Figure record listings

-.-.-

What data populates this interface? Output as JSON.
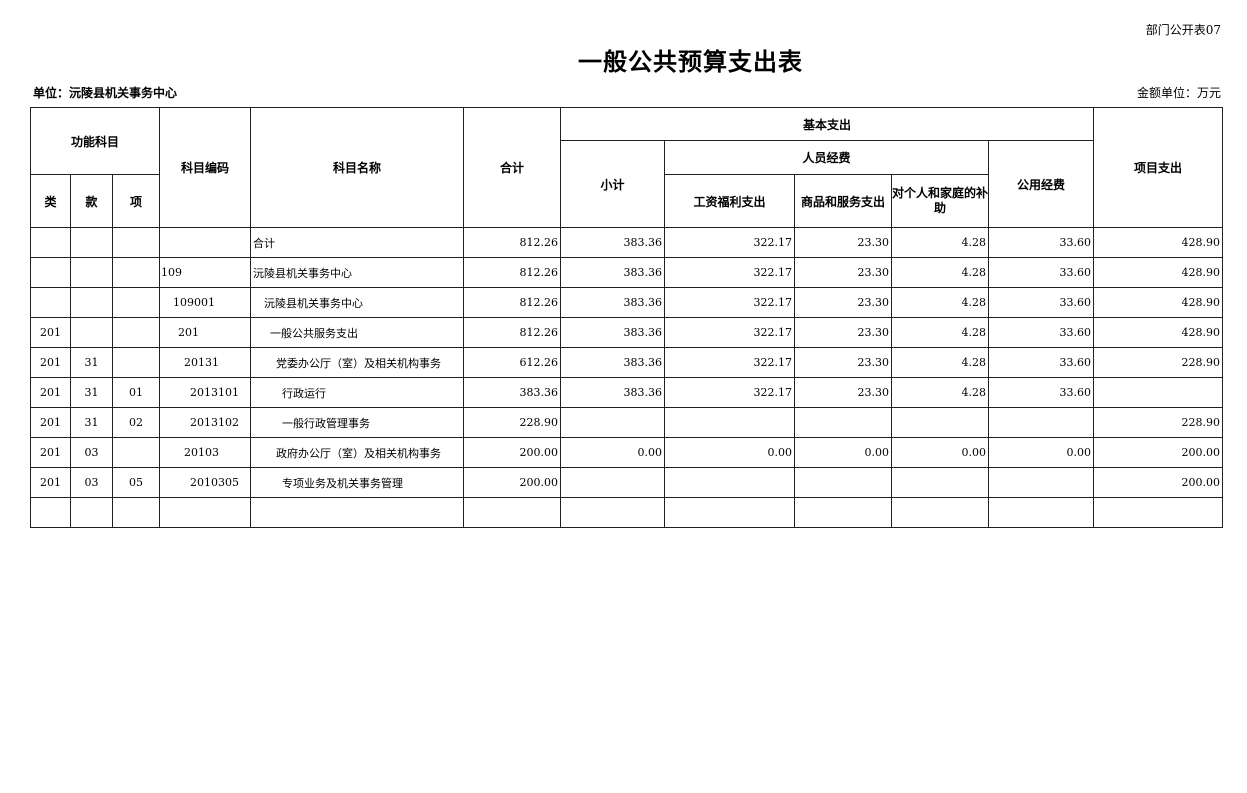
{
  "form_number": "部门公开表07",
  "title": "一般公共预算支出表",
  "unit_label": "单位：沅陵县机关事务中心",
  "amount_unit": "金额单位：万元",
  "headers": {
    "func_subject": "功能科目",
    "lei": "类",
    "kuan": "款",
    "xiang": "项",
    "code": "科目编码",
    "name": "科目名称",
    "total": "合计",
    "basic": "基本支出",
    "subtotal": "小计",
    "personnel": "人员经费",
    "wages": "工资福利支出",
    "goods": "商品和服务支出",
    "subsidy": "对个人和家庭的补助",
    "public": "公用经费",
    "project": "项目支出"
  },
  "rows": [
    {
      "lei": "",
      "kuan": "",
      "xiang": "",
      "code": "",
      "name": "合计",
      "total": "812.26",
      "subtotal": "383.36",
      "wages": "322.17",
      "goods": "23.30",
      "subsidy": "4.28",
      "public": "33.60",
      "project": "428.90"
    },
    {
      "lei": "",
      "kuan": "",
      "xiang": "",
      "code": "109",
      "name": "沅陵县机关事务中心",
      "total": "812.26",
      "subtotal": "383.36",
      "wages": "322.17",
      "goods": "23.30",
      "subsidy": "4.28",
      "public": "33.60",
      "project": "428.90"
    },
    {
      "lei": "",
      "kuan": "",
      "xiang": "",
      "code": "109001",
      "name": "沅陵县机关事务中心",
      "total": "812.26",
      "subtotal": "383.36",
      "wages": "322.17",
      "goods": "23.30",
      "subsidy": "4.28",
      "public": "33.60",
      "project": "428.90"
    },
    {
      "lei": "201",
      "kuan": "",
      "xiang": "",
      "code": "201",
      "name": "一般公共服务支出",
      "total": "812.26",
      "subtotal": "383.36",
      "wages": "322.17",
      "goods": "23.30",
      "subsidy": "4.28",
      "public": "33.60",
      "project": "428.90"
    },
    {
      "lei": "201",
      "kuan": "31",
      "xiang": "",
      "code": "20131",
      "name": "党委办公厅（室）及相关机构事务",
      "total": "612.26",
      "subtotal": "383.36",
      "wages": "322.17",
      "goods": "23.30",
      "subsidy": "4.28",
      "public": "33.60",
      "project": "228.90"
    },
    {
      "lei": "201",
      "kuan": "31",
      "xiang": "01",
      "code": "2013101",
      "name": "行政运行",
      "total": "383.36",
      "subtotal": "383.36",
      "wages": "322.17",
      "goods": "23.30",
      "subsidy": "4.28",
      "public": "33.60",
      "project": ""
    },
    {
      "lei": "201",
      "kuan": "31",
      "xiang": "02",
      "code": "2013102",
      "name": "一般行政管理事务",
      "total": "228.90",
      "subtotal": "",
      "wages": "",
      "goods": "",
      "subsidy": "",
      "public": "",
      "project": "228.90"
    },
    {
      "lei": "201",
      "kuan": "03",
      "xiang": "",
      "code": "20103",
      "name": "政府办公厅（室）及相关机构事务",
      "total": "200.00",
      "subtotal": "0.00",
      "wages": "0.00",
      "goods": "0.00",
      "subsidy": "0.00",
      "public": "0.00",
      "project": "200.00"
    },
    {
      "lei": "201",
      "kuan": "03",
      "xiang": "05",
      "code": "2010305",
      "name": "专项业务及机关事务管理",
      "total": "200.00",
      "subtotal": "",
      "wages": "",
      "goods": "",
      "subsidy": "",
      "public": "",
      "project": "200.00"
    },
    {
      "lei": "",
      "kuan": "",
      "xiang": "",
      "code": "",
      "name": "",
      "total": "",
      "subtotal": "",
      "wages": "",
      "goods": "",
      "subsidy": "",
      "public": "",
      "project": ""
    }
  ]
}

-.-.-

→ TASK TO CARRY OUT: Go through the entries above and print each one exactly, minus the pictures.

→ TASK RESPONSE:
What data populates this interface? Output as JSON.
{
  "form_number": "部门公开表07",
  "title": "一般公共预算支出表",
  "unit_label": "单位：沅陵县机关事务中心",
  "amount_unit": "金额单位：万元",
  "headers": {
    "func_subject": "功能科目",
    "lei": "类",
    "kuan": "款",
    "xiang": "项",
    "code": "科目编码",
    "name": "科目名称",
    "total": "合计",
    "basic": "基本支出",
    "subtotal": "小计",
    "personnel": "人员经费",
    "wages": "工资福利支出",
    "goods": "商品和服务支出",
    "subsidy": "对个人和家庭的补助",
    "public": "公用经费",
    "project": "项目支出"
  },
  "rows": [
    {
      "lei": "",
      "kuan": "",
      "xiang": "",
      "code": "",
      "name": "合计",
      "total": "812.26",
      "subtotal": "383.36",
      "wages": "322.17",
      "goods": "23.30",
      "subsidy": "4.28",
      "public": "33.60",
      "project": "428.90"
    },
    {
      "lei": "",
      "kuan": "",
      "xiang": "",
      "code": "109",
      "name": "沅陵县机关事务中心",
      "total": "812.26",
      "subtotal": "383.36",
      "wages": "322.17",
      "goods": "23.30",
      "subsidy": "4.28",
      "public": "33.60",
      "project": "428.90"
    },
    {
      "lei": "",
      "kuan": "",
      "xiang": "",
      "code": "109001",
      "name": "沅陵县机关事务中心",
      "total": "812.26",
      "subtotal": "383.36",
      "wages": "322.17",
      "goods": "23.30",
      "subsidy": "4.28",
      "public": "33.60",
      "project": "428.90"
    },
    {
      "lei": "201",
      "kuan": "",
      "xiang": "",
      "code": "201",
      "name": "一般公共服务支出",
      "total": "812.26",
      "subtotal": "383.36",
      "wages": "322.17",
      "goods": "23.30",
      "subsidy": "4.28",
      "public": "33.60",
      "project": "428.90"
    },
    {
      "lei": "201",
      "kuan": "31",
      "xiang": "",
      "code": "20131",
      "name": "党委办公厅（室）及相关机构事务",
      "total": "612.26",
      "subtotal": "383.36",
      "wages": "322.17",
      "goods": "23.30",
      "subsidy": "4.28",
      "public": "33.60",
      "project": "228.90"
    },
    {
      "lei": "201",
      "kuan": "31",
      "xiang": "01",
      "code": "2013101",
      "name": "行政运行",
      "total": "383.36",
      "subtotal": "383.36",
      "wages": "322.17",
      "goods": "23.30",
      "subsidy": "4.28",
      "public": "33.60",
      "project": ""
    },
    {
      "lei": "201",
      "kuan": "31",
      "xiang": "02",
      "code": "2013102",
      "name": "一般行政管理事务",
      "total": "228.90",
      "subtotal": "",
      "wages": "",
      "goods": "",
      "subsidy": "",
      "public": "",
      "project": "228.90"
    },
    {
      "lei": "201",
      "kuan": "03",
      "xiang": "",
      "code": "20103",
      "name": "政府办公厅（室）及相关机构事务",
      "total": "200.00",
      "subtotal": "0.00",
      "wages": "0.00",
      "goods": "0.00",
      "subsidy": "0.00",
      "public": "0.00",
      "project": "200.00"
    },
    {
      "lei": "201",
      "kuan": "03",
      "xiang": "05",
      "code": "2010305",
      "name": "专项业务及机关事务管理",
      "total": "200.00",
      "subtotal": "",
      "wages": "",
      "goods": "",
      "subsidy": "",
      "public": "",
      "project": "200.00"
    },
    {
      "lei": "",
      "kuan": "",
      "xiang": "",
      "code": "",
      "name": "",
      "total": "",
      "subtotal": "",
      "wages": "",
      "goods": "",
      "subsidy": "",
      "public": "",
      "project": ""
    }
  ]
}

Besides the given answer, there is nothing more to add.